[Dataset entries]
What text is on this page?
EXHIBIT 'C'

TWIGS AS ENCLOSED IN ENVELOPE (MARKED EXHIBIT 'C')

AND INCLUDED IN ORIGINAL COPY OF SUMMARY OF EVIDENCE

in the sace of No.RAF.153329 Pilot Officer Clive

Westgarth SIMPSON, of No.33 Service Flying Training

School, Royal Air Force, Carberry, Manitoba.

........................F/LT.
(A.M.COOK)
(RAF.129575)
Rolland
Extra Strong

**Exercise task**
Copy all of the material word for word.

**Correct answer**
What text is on this page?
EXHIBIT 'C'

TWIGS AS ENCLOSED IN ENVELOPE (MARKED EXHIBIT 'C')

AND INCLUDED IN ORIGINAL COPY OF SUMMARY OF EVIDENCE

in the sace of No.RAF.153329 Pilot Officer Clive

Westgarth SIMPSON, of No.33 Service Flying Training

School, Royal Air Force, Carberry, Manitoba.

........................F/LT.
(A.M.COOK)
(RAF.129575)
Rolland
Extra Strong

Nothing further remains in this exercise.